-- Supplied information --

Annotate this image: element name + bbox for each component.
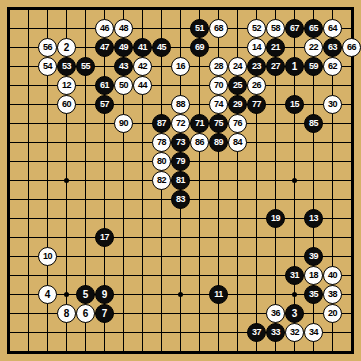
stones-grid: 1234567891011121314151617181920212223242… [0,0,361,361]
stone-14-white[interactable]: 14 [247,38,266,57]
stone-16-white[interactable]: 16 [171,57,190,76]
stone-27-black[interactable]: 27 [266,57,285,76]
stone-12-white[interactable]: 12 [57,76,76,95]
stone-31-black[interactable]: 31 [285,266,304,285]
stone-82-white[interactable]: 82 [152,171,171,190]
stone-54-white[interactable]: 54 [38,57,57,76]
stone-29-black[interactable]: 29 [228,95,247,114]
stone-18-white[interactable]: 18 [304,266,323,285]
stone-21-black[interactable]: 21 [266,38,285,57]
stone-51-black[interactable]: 51 [190,19,209,38]
stone-7-black[interactable]: 7 [95,304,114,323]
stone-75-black[interactable]: 75 [209,114,228,133]
stone-72-white[interactable]: 72 [171,114,190,133]
stone-24-white[interactable]: 24 [228,57,247,76]
stone-3-black[interactable]: 3 [285,304,304,323]
stone-60-white[interactable]: 60 [57,95,76,114]
stone-2-white[interactable]: 2 [57,38,76,57]
stone-53-black[interactable]: 53 [57,57,76,76]
stone-55-black[interactable]: 55 [76,57,95,76]
stone-17-black[interactable]: 17 [95,228,114,247]
stone-43-black[interactable]: 43 [114,57,133,76]
stone-73-black[interactable]: 73 [171,133,190,152]
stone-71-black[interactable]: 71 [190,114,209,133]
stone-49-black[interactable]: 49 [114,38,133,57]
stone-26-white[interactable]: 26 [247,76,266,95]
stone-84-white[interactable]: 84 [228,133,247,152]
stone-64-white[interactable]: 64 [323,19,342,38]
stone-78-white[interactable]: 78 [152,133,171,152]
stone-47-black[interactable]: 47 [95,38,114,57]
stone-89-black[interactable]: 89 [209,133,228,152]
stone-61-black[interactable]: 61 [95,76,114,95]
stone-45-black[interactable]: 45 [152,38,171,57]
stone-1-black[interactable]: 1 [285,57,304,76]
stone-5-black[interactable]: 5 [76,285,95,304]
stone-86-white[interactable]: 86 [190,133,209,152]
stone-50-white[interactable]: 50 [114,76,133,95]
stone-79-black[interactable]: 79 [171,152,190,171]
stone-6-white[interactable]: 6 [76,304,95,323]
stone-57-black[interactable]: 57 [95,95,114,114]
stone-35-black[interactable]: 35 [304,285,323,304]
stone-52-white[interactable]: 52 [247,19,266,38]
stone-69-black[interactable]: 69 [190,38,209,57]
stone-87-black[interactable]: 87 [152,114,171,133]
stone-34-white[interactable]: 34 [304,323,323,342]
stone-10-white[interactable]: 10 [38,247,57,266]
stone-20-white[interactable]: 20 [323,304,342,323]
stone-70-white[interactable]: 70 [209,76,228,95]
stone-66-white[interactable]: 66 [342,38,361,57]
stone-15-black[interactable]: 15 [285,95,304,114]
stone-74-white[interactable]: 74 [209,95,228,114]
stone-38-white[interactable]: 38 [323,285,342,304]
stone-90-white[interactable]: 90 [114,114,133,133]
stone-62-white[interactable]: 62 [323,57,342,76]
stone-9-black[interactable]: 9 [95,285,114,304]
stone-22-white[interactable]: 22 [304,38,323,57]
stone-40-white[interactable]: 40 [323,266,342,285]
stone-39-black[interactable]: 39 [304,247,323,266]
stone-41-black[interactable]: 41 [133,38,152,57]
stone-33-black[interactable]: 33 [266,323,285,342]
stone-11-black[interactable]: 11 [209,285,228,304]
stone-85-black[interactable]: 85 [304,114,323,133]
stone-80-white[interactable]: 80 [152,152,171,171]
stone-42-white[interactable]: 42 [133,57,152,76]
stone-28-white[interactable]: 28 [209,57,228,76]
stone-58-white[interactable]: 58 [266,19,285,38]
stone-68-white[interactable]: 68 [209,19,228,38]
stone-19-black[interactable]: 19 [266,209,285,228]
stone-32-white[interactable]: 32 [285,323,304,342]
stone-23-black[interactable]: 23 [247,57,266,76]
stone-48-white[interactable]: 48 [114,19,133,38]
stone-30-white[interactable]: 30 [323,95,342,114]
stone-56-white[interactable]: 56 [38,38,57,57]
stone-67-black[interactable]: 67 [285,19,304,38]
stone-46-white[interactable]: 46 [95,19,114,38]
stone-77-black[interactable]: 77 [247,95,266,114]
stone-83-black[interactable]: 83 [171,190,190,209]
stone-63-black[interactable]: 63 [323,38,342,57]
stone-4-white[interactable]: 4 [38,285,57,304]
go-board: 1234567891011121314151617181920212223242… [0,0,361,361]
stone-88-white[interactable]: 88 [171,95,190,114]
stone-8-white[interactable]: 8 [57,304,76,323]
stone-76-white[interactable]: 76 [228,114,247,133]
stone-59-black[interactable]: 59 [304,57,323,76]
stone-36-white[interactable]: 36 [266,304,285,323]
stone-13-black[interactable]: 13 [304,209,323,228]
stone-65-black[interactable]: 65 [304,19,323,38]
stone-44-white[interactable]: 44 [133,76,152,95]
stone-37-black[interactable]: 37 [247,323,266,342]
stone-25-black[interactable]: 25 [228,76,247,95]
stone-81-black[interactable]: 81 [171,171,190,190]
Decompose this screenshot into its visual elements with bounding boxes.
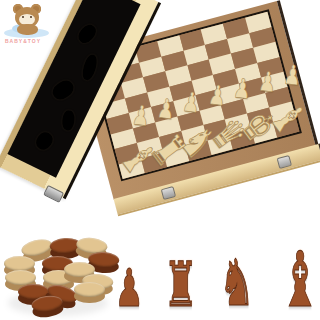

-- Directive --
Locate each line in the listing above that contains the string "this" and copy those lines out. Case counts.

-- Worked answer --
Annotate this image: element name + bbox for each component.
Decompose this screenshot into its visual elements with bounding boxes.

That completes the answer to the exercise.